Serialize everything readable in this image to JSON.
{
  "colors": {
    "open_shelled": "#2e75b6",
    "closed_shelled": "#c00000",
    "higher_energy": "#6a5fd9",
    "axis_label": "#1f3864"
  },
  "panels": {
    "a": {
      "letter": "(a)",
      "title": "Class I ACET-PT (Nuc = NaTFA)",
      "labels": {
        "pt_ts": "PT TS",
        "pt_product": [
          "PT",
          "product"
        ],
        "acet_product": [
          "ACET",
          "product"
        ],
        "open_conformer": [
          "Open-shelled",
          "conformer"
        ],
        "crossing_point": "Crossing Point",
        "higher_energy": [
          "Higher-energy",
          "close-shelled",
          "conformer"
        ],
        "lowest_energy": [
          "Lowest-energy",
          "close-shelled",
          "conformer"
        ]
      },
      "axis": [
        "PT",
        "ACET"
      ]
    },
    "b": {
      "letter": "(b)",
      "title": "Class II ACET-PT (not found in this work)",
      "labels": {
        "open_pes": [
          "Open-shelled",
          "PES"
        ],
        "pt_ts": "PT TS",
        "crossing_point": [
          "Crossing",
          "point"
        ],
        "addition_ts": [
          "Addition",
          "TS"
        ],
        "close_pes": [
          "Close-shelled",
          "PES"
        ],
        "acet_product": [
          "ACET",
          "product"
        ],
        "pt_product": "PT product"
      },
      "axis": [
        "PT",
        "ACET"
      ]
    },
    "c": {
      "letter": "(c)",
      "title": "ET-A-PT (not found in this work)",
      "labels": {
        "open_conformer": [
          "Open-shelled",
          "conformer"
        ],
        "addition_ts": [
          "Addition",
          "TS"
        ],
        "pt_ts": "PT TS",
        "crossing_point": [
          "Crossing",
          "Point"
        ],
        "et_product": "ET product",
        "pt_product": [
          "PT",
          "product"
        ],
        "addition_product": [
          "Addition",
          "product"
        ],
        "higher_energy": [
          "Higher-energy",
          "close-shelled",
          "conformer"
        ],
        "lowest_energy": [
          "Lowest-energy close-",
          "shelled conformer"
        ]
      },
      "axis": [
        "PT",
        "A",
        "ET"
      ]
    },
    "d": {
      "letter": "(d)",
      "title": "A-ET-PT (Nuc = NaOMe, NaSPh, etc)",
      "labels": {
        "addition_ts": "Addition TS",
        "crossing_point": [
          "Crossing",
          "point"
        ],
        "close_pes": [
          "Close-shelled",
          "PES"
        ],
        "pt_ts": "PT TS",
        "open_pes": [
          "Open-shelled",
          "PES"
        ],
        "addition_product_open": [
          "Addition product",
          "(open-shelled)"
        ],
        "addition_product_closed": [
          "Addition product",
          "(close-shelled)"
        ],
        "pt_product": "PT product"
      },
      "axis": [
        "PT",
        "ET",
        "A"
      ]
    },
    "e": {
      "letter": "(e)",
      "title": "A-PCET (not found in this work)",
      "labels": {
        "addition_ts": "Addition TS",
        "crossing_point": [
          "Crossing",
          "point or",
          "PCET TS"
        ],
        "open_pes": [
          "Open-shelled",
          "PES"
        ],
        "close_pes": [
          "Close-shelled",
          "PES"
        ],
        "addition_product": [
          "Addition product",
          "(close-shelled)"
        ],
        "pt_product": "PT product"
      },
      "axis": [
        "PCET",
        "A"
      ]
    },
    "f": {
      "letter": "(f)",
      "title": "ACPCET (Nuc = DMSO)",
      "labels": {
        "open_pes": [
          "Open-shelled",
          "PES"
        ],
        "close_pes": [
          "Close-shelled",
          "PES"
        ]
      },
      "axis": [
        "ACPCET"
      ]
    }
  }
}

- DESCRIPTION OF THE TASK -
Repeat the preceding lines exactly, please, every one of them.

- EXERCISE OUTPUT -
Serialize everything readable in this image to JSON.
{
  "colors": {
    "open_shelled": "#2e75b6",
    "closed_shelled": "#c00000",
    "higher_energy": "#6a5fd9",
    "axis_label": "#1f3864"
  },
  "panels": {
    "a": {
      "letter": "(a)",
      "title": "Class I ACET-PT (Nuc = NaTFA)",
      "labels": {
        "pt_ts": "PT TS",
        "pt_product": [
          "PT",
          "product"
        ],
        "acet_product": [
          "ACET",
          "product"
        ],
        "open_conformer": [
          "Open-shelled",
          "conformer"
        ],
        "crossing_point": "Crossing Point",
        "higher_energy": [
          "Higher-energy",
          "close-shelled",
          "conformer"
        ],
        "lowest_energy": [
          "Lowest-energy",
          "close-shelled",
          "conformer"
        ]
      },
      "axis": [
        "PT",
        "ACET"
      ]
    },
    "b": {
      "letter": "(b)",
      "title": "Class II ACET-PT (not found in this work)",
      "labels": {
        "open_pes": [
          "Open-shelled",
          "PES"
        ],
        "pt_ts": "PT TS",
        "crossing_point": [
          "Crossing",
          "point"
        ],
        "addition_ts": [
          "Addition",
          "TS"
        ],
        "close_pes": [
          "Close-shelled",
          "PES"
        ],
        "acet_product": [
          "ACET",
          "product"
        ],
        "pt_product": "PT product"
      },
      "axis": [
        "PT",
        "ACET"
      ]
    },
    "c": {
      "letter": "(c)",
      "title": "ET-A-PT (not found in this work)",
      "labels": {
        "open_conformer": [
          "Open-shelled",
          "conformer"
        ],
        "addition_ts": [
          "Addition",
          "TS"
        ],
        "pt_ts": "PT TS",
        "crossing_point": [
          "Crossing",
          "Point"
        ],
        "et_product": "ET product",
        "pt_product": [
          "PT",
          "product"
        ],
        "addition_product": [
          "Addition",
          "product"
        ],
        "higher_energy": [
          "Higher-energy",
          "close-shelled",
          "conformer"
        ],
        "lowest_energy": [
          "Lowest-energy close-",
          "shelled conformer"
        ]
      },
      "axis": [
        "PT",
        "A",
        "ET"
      ]
    },
    "d": {
      "letter": "(d)",
      "title": "A-ET-PT (Nuc = NaOMe, NaSPh, etc)",
      "labels": {
        "addition_ts": "Addition TS",
        "crossing_point": [
          "Crossing",
          "point"
        ],
        "close_pes": [
          "Close-shelled",
          "PES"
        ],
        "pt_ts": "PT TS",
        "open_pes": [
          "Open-shelled",
          "PES"
        ],
        "addition_product_open": [
          "Addition product",
          "(open-shelled)"
        ],
        "addition_product_closed": [
          "Addition product",
          "(close-shelled)"
        ],
        "pt_product": "PT product"
      },
      "axis": [
        "PT",
        "ET",
        "A"
      ]
    },
    "e": {
      "letter": "(e)",
      "title": "A-PCET (not found in this work)",
      "labels": {
        "addition_ts": "Addition TS",
        "crossing_point": [
          "Crossing",
          "point or",
          "PCET TS"
        ],
        "open_pes": [
          "Open-shelled",
          "PES"
        ],
        "close_pes": [
          "Close-shelled",
          "PES"
        ],
        "addition_product": [
          "Addition product",
          "(close-shelled)"
        ],
        "pt_product": "PT product"
      },
      "axis": [
        "PCET",
        "A"
      ]
    },
    "f": {
      "letter": "(f)",
      "title": "ACPCET (Nuc = DMSO)",
      "labels": {
        "open_pes": [
          "Open-shelled",
          "PES"
        ],
        "close_pes": [
          "Close-shelled",
          "PES"
        ]
      },
      "axis": [
        "ACPCET"
      ]
    }
  }
}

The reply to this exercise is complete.